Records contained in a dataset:
━━━━━━━━━━━━━━━━━━━━━━━━━━━━━━
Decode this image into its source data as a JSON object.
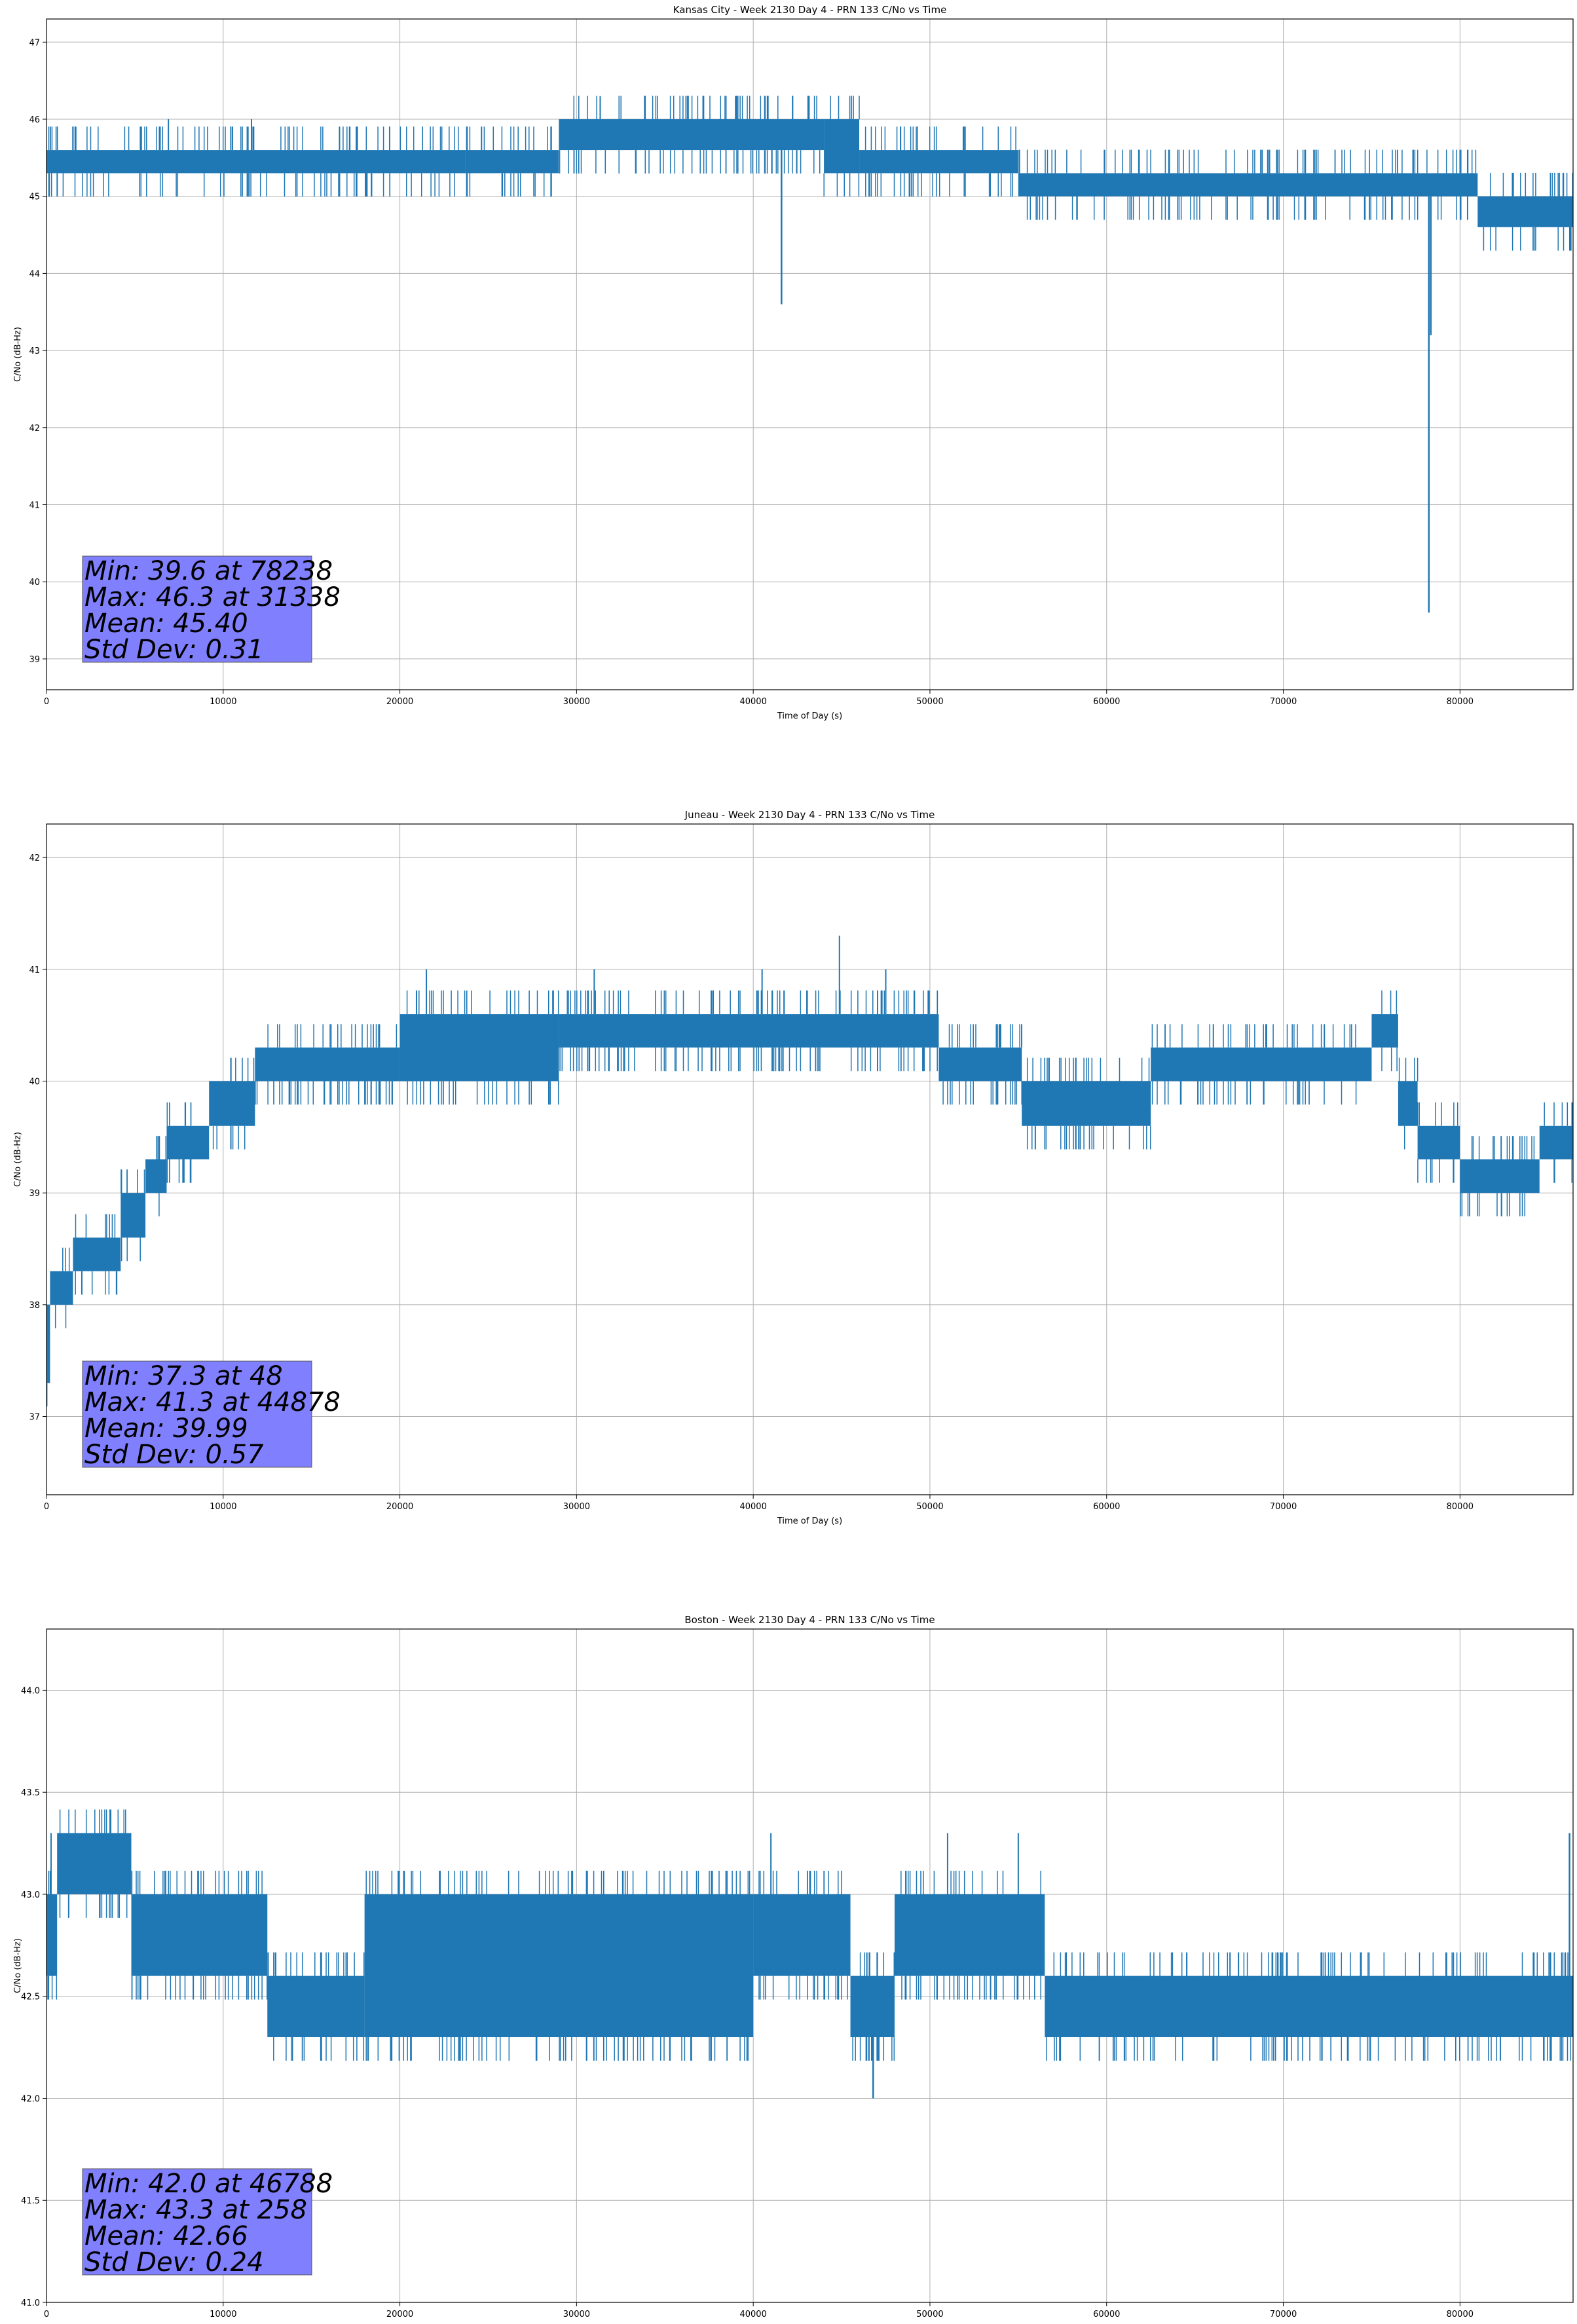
{
  "chart_data": [
    {
      "type": "line",
      "title": "Kansas City - Week 2130 Day 4 - PRN 133 C/No vs Time",
      "xlabel": "Time of Day (s)",
      "ylabel": "C/No (dB-Hz)",
      "xlim": [
        0,
        86400
      ],
      "ylim": [
        38.6,
        47.3
      ],
      "grid": true,
      "color": "#1f77b4",
      "x_ticks": [
        0,
        10000,
        20000,
        30000,
        40000,
        50000,
        60000,
        70000,
        80000
      ],
      "x_tick_labels": [
        "0",
        "10000",
        "20000",
        "30000",
        "40000",
        "50000",
        "60000",
        "70000",
        "80000"
      ],
      "y_ticks": [
        39,
        40,
        41,
        42,
        43,
        44,
        45,
        46,
        47
      ],
      "y_tick_labels": [
        "39",
        "40",
        "41",
        "42",
        "43",
        "44",
        "45",
        "46",
        "47"
      ],
      "series": [
        {
          "bands": [
            {
              "x": [
                0,
                23700
              ],
              "lo": 45.3,
              "hi": 45.6
            },
            {
              "x": [
                23700,
                29000
              ],
              "lo": 45.3,
              "hi": 45.6
            },
            {
              "x": [
                29000,
                44000
              ],
              "lo": 45.6,
              "hi": 46.0
            },
            {
              "x": [
                44000,
                46000
              ],
              "lo": 45.3,
              "hi": 46.0
            },
            {
              "x": [
                46000,
                55000
              ],
              "lo": 45.3,
              "hi": 45.6
            },
            {
              "x": [
                55000,
                81000
              ],
              "lo": 45.0,
              "hi": 45.3
            },
            {
              "x": [
                81000,
                86400
              ],
              "lo": 44.6,
              "hi": 45.0
            }
          ],
          "spikes": [
            [
              41600,
              43.6
            ],
            [
              78238,
              39.6
            ],
            [
              78350,
              43.2
            ]
          ],
          "peaks": [
            [
              31338,
              46.3
            ],
            [
              6900,
              46.0
            ],
            [
              11600,
              46.0
            ],
            [
              39000,
              46.3
            ],
            [
              44800,
              46.0
            ]
          ]
        }
      ],
      "stats": {
        "min": "Min: 39.6 at 78238",
        "max": "Max: 46.3 at 31338",
        "mean": "Mean: 45.40",
        "std": "Std Dev: 0.31"
      }
    },
    {
      "type": "line",
      "title": "Juneau - Week 2130 Day 4 - PRN 133 C/No vs Time",
      "xlabel": "Time of Day (s)",
      "ylabel": "C/No (dB-Hz)",
      "xlim": [
        0,
        86400
      ],
      "ylim": [
        36.3,
        42.3
      ],
      "grid": true,
      "color": "#1f77b4",
      "x_ticks": [
        0,
        10000,
        20000,
        30000,
        40000,
        50000,
        60000,
        70000,
        80000
      ],
      "x_tick_labels": [
        "0",
        "10000",
        "20000",
        "30000",
        "40000",
        "50000",
        "60000",
        "70000",
        "80000"
      ],
      "y_ticks": [
        37,
        38,
        39,
        40,
        41,
        42
      ],
      "y_tick_labels": [
        "37",
        "38",
        "39",
        "40",
        "41",
        "42"
      ],
      "series": [
        {
          "bands": [
            {
              "x": [
                0,
                200
              ],
              "lo": 37.3,
              "hi": 38.0
            },
            {
              "x": [
                200,
                1500
              ],
              "lo": 38.0,
              "hi": 38.3
            },
            {
              "x": [
                1500,
                4200
              ],
              "lo": 38.3,
              "hi": 38.6
            },
            {
              "x": [
                4200,
                5600
              ],
              "lo": 38.6,
              "hi": 39.0
            },
            {
              "x": [
                5600,
                6800
              ],
              "lo": 39.0,
              "hi": 39.3
            },
            {
              "x": [
                6800,
                9200
              ],
              "lo": 39.3,
              "hi": 39.6
            },
            {
              "x": [
                9200,
                11800
              ],
              "lo": 39.6,
              "hi": 40.0
            },
            {
              "x": [
                11800,
                20000
              ],
              "lo": 40.0,
              "hi": 40.3
            },
            {
              "x": [
                20000,
                29000
              ],
              "lo": 40.0,
              "hi": 40.6
            },
            {
              "x": [
                29000,
                50500
              ],
              "lo": 40.3,
              "hi": 40.6
            },
            {
              "x": [
                50500,
                55200
              ],
              "lo": 40.0,
              "hi": 40.3
            },
            {
              "x": [
                55200,
                62500
              ],
              "lo": 39.6,
              "hi": 40.0
            },
            {
              "x": [
                62500,
                75000
              ],
              "lo": 40.0,
              "hi": 40.3
            },
            {
              "x": [
                75000,
                76500
              ],
              "lo": 40.3,
              "hi": 40.6
            },
            {
              "x": [
                76500,
                77600
              ],
              "lo": 39.6,
              "hi": 40.0
            },
            {
              "x": [
                77600,
                80000
              ],
              "lo": 39.3,
              "hi": 39.6
            },
            {
              "x": [
                80000,
                84500
              ],
              "lo": 39.0,
              "hi": 39.3
            },
            {
              "x": [
                84500,
                86400
              ],
              "lo": 39.3,
              "hi": 39.6
            }
          ],
          "spikes": [
            [
              48,
              37.3
            ]
          ],
          "peaks": [
            [
              44878,
              41.3
            ],
            [
              21500,
              41.0
            ],
            [
              31000,
              41.0
            ],
            [
              40500,
              41.0
            ],
            [
              47500,
              41.0
            ]
          ]
        }
      ],
      "stats": {
        "min": "Min: 37.3 at 48",
        "max": "Max: 41.3 at 44878",
        "mean": "Mean: 39.99",
        "std": "Std Dev: 0.57"
      }
    },
    {
      "type": "line",
      "title": "Boston - Week 2130 Day 4 - PRN 133 C/No vs Time",
      "xlabel": "Time of Day (s)",
      "ylabel": "C/No (dB-Hz)",
      "xlim": [
        0,
        86400
      ],
      "ylim": [
        41.0,
        44.3
      ],
      "grid": true,
      "color": "#1f77b4",
      "x_ticks": [
        0,
        10000,
        20000,
        30000,
        40000,
        50000,
        60000,
        70000,
        80000
      ],
      "x_tick_labels": [
        "0",
        "10000",
        "20000",
        "30000",
        "40000",
        "50000",
        "60000",
        "70000",
        "80000"
      ],
      "y_ticks": [
        41.0,
        41.5,
        42.0,
        42.5,
        43.0,
        43.5,
        44.0
      ],
      "y_tick_labels": [
        "41.0",
        "41.5",
        "42.0",
        "42.5",
        "43.0",
        "43.5",
        "44.0"
      ],
      "series": [
        {
          "bands": [
            {
              "x": [
                0,
                600
              ],
              "lo": 42.6,
              "hi": 43.0
            },
            {
              "x": [
                600,
                4800
              ],
              "lo": 43.0,
              "hi": 43.3
            },
            {
              "x": [
                4800,
                12500
              ],
              "lo": 42.6,
              "hi": 43.0
            },
            {
              "x": [
                12500,
                18000
              ],
              "lo": 42.3,
              "hi": 42.6
            },
            {
              "x": [
                18000,
                40000
              ],
              "lo": 42.3,
              "hi": 43.0
            },
            {
              "x": [
                40000,
                45500
              ],
              "lo": 42.6,
              "hi": 43.0
            },
            {
              "x": [
                45500,
                48000
              ],
              "lo": 42.3,
              "hi": 42.6
            },
            {
              "x": [
                48000,
                56500
              ],
              "lo": 42.6,
              "hi": 43.0
            },
            {
              "x": [
                56500,
                86400
              ],
              "lo": 42.3,
              "hi": 42.6
            }
          ],
          "spikes": [
            [
              46788,
              42.0
            ],
            [
              86200,
              43.3
            ]
          ],
          "peaks": [
            [
              258,
              43.3
            ],
            [
              41000,
              43.3
            ],
            [
              51000,
              43.3
            ],
            [
              55000,
              43.3
            ]
          ]
        }
      ],
      "stats": {
        "min": "Min: 42.0 at 46788",
        "max": "Max: 43.3 at 258",
        "mean": "Mean: 42.66",
        "std": "Std Dev: 0.24"
      }
    }
  ]
}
━━━━━━━━━━━━━━━━━━━━━━━━━━━━━━
EXERCISE:
Retype all of the entries exactly as written, leaving out any images.

EXERCISE OUTPUT:
Decode this image into its source data as a JSON object.
{
  "chart_data": [
    {
      "type": "line",
      "title": "Kansas City - Week 2130 Day 4 - PRN 133 C/No vs Time",
      "xlabel": "Time of Day (s)",
      "ylabel": "C/No (dB-Hz)",
      "xlim": [
        0,
        86400
      ],
      "ylim": [
        38.6,
        47.3
      ],
      "grid": true,
      "color": "#1f77b4",
      "x_ticks": [
        0,
        10000,
        20000,
        30000,
        40000,
        50000,
        60000,
        70000,
        80000
      ],
      "x_tick_labels": [
        "0",
        "10000",
        "20000",
        "30000",
        "40000",
        "50000",
        "60000",
        "70000",
        "80000"
      ],
      "y_ticks": [
        39,
        40,
        41,
        42,
        43,
        44,
        45,
        46,
        47
      ],
      "y_tick_labels": [
        "39",
        "40",
        "41",
        "42",
        "43",
        "44",
        "45",
        "46",
        "47"
      ],
      "series": [
        {
          "bands": [
            {
              "x": [
                0,
                23700
              ],
              "lo": 45.3,
              "hi": 45.6
            },
            {
              "x": [
                23700,
                29000
              ],
              "lo": 45.3,
              "hi": 45.6
            },
            {
              "x": [
                29000,
                44000
              ],
              "lo": 45.6,
              "hi": 46.0
            },
            {
              "x": [
                44000,
                46000
              ],
              "lo": 45.3,
              "hi": 46.0
            },
            {
              "x": [
                46000,
                55000
              ],
              "lo": 45.3,
              "hi": 45.6
            },
            {
              "x": [
                55000,
                81000
              ],
              "lo": 45.0,
              "hi": 45.3
            },
            {
              "x": [
                81000,
                86400
              ],
              "lo": 44.6,
              "hi": 45.0
            }
          ],
          "spikes": [
            [
              41600,
              43.6
            ],
            [
              78238,
              39.6
            ],
            [
              78350,
              43.2
            ]
          ],
          "peaks": [
            [
              31338,
              46.3
            ],
            [
              6900,
              46.0
            ],
            [
              11600,
              46.0
            ],
            [
              39000,
              46.3
            ],
            [
              44800,
              46.0
            ]
          ]
        }
      ],
      "stats": {
        "min": "Min: 39.6 at 78238",
        "max": "Max: 46.3 at 31338",
        "mean": "Mean: 45.40",
        "std": "Std Dev: 0.31"
      }
    },
    {
      "type": "line",
      "title": "Juneau - Week 2130 Day 4 - PRN 133 C/No vs Time",
      "xlabel": "Time of Day (s)",
      "ylabel": "C/No (dB-Hz)",
      "xlim": [
        0,
        86400
      ],
      "ylim": [
        36.3,
        42.3
      ],
      "grid": true,
      "color": "#1f77b4",
      "x_ticks": [
        0,
        10000,
        20000,
        30000,
        40000,
        50000,
        60000,
        70000,
        80000
      ],
      "x_tick_labels": [
        "0",
        "10000",
        "20000",
        "30000",
        "40000",
        "50000",
        "60000",
        "70000",
        "80000"
      ],
      "y_ticks": [
        37,
        38,
        39,
        40,
        41,
        42
      ],
      "y_tick_labels": [
        "37",
        "38",
        "39",
        "40",
        "41",
        "42"
      ],
      "series": [
        {
          "bands": [
            {
              "x": [
                0,
                200
              ],
              "lo": 37.3,
              "hi": 38.0
            },
            {
              "x": [
                200,
                1500
              ],
              "lo": 38.0,
              "hi": 38.3
            },
            {
              "x": [
                1500,
                4200
              ],
              "lo": 38.3,
              "hi": 38.6
            },
            {
              "x": [
                4200,
                5600
              ],
              "lo": 38.6,
              "hi": 39.0
            },
            {
              "x": [
                5600,
                6800
              ],
              "lo": 39.0,
              "hi": 39.3
            },
            {
              "x": [
                6800,
                9200
              ],
              "lo": 39.3,
              "hi": 39.6
            },
            {
              "x": [
                9200,
                11800
              ],
              "lo": 39.6,
              "hi": 40.0
            },
            {
              "x": [
                11800,
                20000
              ],
              "lo": 40.0,
              "hi": 40.3
            },
            {
              "x": [
                20000,
                29000
              ],
              "lo": 40.0,
              "hi": 40.6
            },
            {
              "x": [
                29000,
                50500
              ],
              "lo": 40.3,
              "hi": 40.6
            },
            {
              "x": [
                50500,
                55200
              ],
              "lo": 40.0,
              "hi": 40.3
            },
            {
              "x": [
                55200,
                62500
              ],
              "lo": 39.6,
              "hi": 40.0
            },
            {
              "x": [
                62500,
                75000
              ],
              "lo": 40.0,
              "hi": 40.3
            },
            {
              "x": [
                75000,
                76500
              ],
              "lo": 40.3,
              "hi": 40.6
            },
            {
              "x": [
                76500,
                77600
              ],
              "lo": 39.6,
              "hi": 40.0
            },
            {
              "x": [
                77600,
                80000
              ],
              "lo": 39.3,
              "hi": 39.6
            },
            {
              "x": [
                80000,
                84500
              ],
              "lo": 39.0,
              "hi": 39.3
            },
            {
              "x": [
                84500,
                86400
              ],
              "lo": 39.3,
              "hi": 39.6
            }
          ],
          "spikes": [
            [
              48,
              37.3
            ]
          ],
          "peaks": [
            [
              44878,
              41.3
            ],
            [
              21500,
              41.0
            ],
            [
              31000,
              41.0
            ],
            [
              40500,
              41.0
            ],
            [
              47500,
              41.0
            ]
          ]
        }
      ],
      "stats": {
        "min": "Min: 37.3 at 48",
        "max": "Max: 41.3 at 44878",
        "mean": "Mean: 39.99",
        "std": "Std Dev: 0.57"
      }
    },
    {
      "type": "line",
      "title": "Boston - Week 2130 Day 4 - PRN 133 C/No vs Time",
      "xlabel": "Time of Day (s)",
      "ylabel": "C/No (dB-Hz)",
      "xlim": [
        0,
        86400
      ],
      "ylim": [
        41.0,
        44.3
      ],
      "grid": true,
      "color": "#1f77b4",
      "x_ticks": [
        0,
        10000,
        20000,
        30000,
        40000,
        50000,
        60000,
        70000,
        80000
      ],
      "x_tick_labels": [
        "0",
        "10000",
        "20000",
        "30000",
        "40000",
        "50000",
        "60000",
        "70000",
        "80000"
      ],
      "y_ticks": [
        41.0,
        41.5,
        42.0,
        42.5,
        43.0,
        43.5,
        44.0
      ],
      "y_tick_labels": [
        "41.0",
        "41.5",
        "42.0",
        "42.5",
        "43.0",
        "43.5",
        "44.0"
      ],
      "series": [
        {
          "bands": [
            {
              "x": [
                0,
                600
              ],
              "lo": 42.6,
              "hi": 43.0
            },
            {
              "x": [
                600,
                4800
              ],
              "lo": 43.0,
              "hi": 43.3
            },
            {
              "x": [
                4800,
                12500
              ],
              "lo": 42.6,
              "hi": 43.0
            },
            {
              "x": [
                12500,
                18000
              ],
              "lo": 42.3,
              "hi": 42.6
            },
            {
              "x": [
                18000,
                40000
              ],
              "lo": 42.3,
              "hi": 43.0
            },
            {
              "x": [
                40000,
                45500
              ],
              "lo": 42.6,
              "hi": 43.0
            },
            {
              "x": [
                45500,
                48000
              ],
              "lo": 42.3,
              "hi": 42.6
            },
            {
              "x": [
                48000,
                56500
              ],
              "lo": 42.6,
              "hi": 43.0
            },
            {
              "x": [
                56500,
                86400
              ],
              "lo": 42.3,
              "hi": 42.6
            }
          ],
          "spikes": [
            [
              46788,
              42.0
            ],
            [
              86200,
              43.3
            ]
          ],
          "peaks": [
            [
              258,
              43.3
            ],
            [
              41000,
              43.3
            ],
            [
              51000,
              43.3
            ],
            [
              55000,
              43.3
            ]
          ]
        }
      ],
      "stats": {
        "min": "Min: 42.0 at 46788",
        "max": "Max: 43.3 at 258",
        "mean": "Mean: 42.66",
        "std": "Std Dev: 0.24"
      }
    }
  ]
}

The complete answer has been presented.